• **WORK REQUIRED**:
Say how many lines contain the string "break". Give no other output.

========================

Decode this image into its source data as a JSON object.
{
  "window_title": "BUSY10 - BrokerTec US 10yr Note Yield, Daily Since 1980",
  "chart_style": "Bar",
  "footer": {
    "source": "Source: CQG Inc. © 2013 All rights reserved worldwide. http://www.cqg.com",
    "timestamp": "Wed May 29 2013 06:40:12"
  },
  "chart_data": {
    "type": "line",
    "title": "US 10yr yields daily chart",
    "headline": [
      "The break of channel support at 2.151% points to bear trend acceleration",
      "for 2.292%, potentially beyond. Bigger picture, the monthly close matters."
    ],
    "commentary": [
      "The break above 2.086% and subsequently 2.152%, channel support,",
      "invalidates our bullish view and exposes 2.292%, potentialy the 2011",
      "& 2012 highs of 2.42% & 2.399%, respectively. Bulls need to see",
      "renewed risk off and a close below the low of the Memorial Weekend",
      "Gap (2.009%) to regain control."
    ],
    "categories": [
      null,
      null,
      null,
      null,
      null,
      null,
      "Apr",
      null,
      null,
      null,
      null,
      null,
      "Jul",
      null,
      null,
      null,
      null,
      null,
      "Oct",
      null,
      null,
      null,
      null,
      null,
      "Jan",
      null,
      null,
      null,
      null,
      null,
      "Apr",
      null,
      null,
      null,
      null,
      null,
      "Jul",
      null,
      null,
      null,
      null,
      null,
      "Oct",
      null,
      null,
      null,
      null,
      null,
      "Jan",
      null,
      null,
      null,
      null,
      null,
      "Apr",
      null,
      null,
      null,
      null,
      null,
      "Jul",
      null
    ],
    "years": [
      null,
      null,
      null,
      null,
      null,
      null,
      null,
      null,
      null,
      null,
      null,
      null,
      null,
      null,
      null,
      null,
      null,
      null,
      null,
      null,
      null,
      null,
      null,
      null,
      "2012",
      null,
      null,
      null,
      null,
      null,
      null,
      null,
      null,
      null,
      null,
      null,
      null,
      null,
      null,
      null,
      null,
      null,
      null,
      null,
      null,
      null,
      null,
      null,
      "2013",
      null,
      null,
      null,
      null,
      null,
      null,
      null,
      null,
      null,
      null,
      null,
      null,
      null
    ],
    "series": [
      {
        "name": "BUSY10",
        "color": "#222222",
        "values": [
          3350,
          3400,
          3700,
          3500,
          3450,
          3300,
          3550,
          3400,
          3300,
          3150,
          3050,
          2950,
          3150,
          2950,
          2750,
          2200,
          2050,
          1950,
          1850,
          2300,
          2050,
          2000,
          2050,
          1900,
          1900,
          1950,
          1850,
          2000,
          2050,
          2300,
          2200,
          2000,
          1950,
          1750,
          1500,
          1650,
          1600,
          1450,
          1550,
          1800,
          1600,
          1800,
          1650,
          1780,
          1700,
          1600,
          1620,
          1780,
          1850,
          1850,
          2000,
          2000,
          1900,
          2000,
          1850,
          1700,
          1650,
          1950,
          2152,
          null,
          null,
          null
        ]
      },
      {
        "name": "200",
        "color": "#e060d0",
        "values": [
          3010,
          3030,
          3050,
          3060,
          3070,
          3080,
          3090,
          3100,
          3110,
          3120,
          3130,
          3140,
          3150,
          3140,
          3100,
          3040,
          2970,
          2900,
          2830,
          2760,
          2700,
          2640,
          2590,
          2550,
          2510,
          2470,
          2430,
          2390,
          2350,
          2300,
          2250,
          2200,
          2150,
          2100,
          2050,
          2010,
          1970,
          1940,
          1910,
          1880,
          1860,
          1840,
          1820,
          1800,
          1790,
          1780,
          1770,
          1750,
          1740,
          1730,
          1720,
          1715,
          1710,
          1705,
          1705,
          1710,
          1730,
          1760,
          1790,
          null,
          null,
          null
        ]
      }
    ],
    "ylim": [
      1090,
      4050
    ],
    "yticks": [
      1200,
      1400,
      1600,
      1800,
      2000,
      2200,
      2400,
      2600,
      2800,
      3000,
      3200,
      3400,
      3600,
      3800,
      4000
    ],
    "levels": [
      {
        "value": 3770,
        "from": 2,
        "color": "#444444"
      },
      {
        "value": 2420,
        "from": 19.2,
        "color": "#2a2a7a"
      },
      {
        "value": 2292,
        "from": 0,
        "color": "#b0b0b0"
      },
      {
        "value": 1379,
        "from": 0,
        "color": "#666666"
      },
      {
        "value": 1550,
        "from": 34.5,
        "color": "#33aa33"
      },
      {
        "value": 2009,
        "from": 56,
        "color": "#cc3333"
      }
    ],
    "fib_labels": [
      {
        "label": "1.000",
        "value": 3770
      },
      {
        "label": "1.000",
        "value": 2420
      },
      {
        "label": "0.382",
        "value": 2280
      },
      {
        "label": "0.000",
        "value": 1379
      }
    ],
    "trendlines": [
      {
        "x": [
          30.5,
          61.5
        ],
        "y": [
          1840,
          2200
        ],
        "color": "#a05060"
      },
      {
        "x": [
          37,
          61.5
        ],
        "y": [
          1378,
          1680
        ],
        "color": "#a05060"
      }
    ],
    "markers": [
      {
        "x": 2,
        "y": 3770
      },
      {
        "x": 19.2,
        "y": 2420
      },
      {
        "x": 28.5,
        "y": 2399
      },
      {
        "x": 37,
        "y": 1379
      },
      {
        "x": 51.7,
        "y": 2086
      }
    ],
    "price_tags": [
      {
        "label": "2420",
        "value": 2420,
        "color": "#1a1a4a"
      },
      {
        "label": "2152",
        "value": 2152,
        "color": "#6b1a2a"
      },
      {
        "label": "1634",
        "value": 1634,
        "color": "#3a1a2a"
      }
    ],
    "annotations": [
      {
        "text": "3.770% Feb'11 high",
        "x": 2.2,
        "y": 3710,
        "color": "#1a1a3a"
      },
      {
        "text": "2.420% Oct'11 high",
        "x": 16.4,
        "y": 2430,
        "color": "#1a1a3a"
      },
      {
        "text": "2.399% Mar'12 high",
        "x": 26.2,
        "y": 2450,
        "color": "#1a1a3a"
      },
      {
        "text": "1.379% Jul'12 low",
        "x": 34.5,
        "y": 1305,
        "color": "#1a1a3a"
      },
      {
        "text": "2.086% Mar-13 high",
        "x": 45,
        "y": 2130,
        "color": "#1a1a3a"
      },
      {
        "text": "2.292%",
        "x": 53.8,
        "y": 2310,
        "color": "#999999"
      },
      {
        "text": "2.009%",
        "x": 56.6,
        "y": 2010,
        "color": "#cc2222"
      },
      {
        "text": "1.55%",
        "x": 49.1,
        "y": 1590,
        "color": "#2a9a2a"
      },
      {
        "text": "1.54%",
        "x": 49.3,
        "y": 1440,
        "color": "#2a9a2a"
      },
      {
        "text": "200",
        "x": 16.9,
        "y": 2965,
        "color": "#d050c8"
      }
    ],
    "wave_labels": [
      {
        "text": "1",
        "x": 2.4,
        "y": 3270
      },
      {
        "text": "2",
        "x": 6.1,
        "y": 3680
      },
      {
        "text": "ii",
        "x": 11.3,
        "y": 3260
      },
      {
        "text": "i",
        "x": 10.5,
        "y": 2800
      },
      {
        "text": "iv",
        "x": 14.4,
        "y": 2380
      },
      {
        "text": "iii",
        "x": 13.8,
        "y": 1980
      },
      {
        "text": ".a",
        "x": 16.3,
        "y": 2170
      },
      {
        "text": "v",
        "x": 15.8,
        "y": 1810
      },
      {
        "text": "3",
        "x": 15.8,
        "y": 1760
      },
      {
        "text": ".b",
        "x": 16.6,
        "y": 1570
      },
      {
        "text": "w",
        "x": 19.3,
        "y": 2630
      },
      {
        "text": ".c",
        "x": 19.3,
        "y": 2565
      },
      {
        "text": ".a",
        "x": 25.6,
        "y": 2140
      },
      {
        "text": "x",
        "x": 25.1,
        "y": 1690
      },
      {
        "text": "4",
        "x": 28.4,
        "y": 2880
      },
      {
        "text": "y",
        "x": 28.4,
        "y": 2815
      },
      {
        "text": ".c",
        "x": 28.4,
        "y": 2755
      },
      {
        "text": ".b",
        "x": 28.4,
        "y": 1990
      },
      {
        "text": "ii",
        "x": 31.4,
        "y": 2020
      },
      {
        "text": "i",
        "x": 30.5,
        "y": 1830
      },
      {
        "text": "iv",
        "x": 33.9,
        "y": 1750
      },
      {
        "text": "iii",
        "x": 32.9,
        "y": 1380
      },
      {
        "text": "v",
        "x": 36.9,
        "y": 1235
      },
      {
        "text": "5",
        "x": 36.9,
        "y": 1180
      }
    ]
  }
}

========================

• **OUTPUT**:
2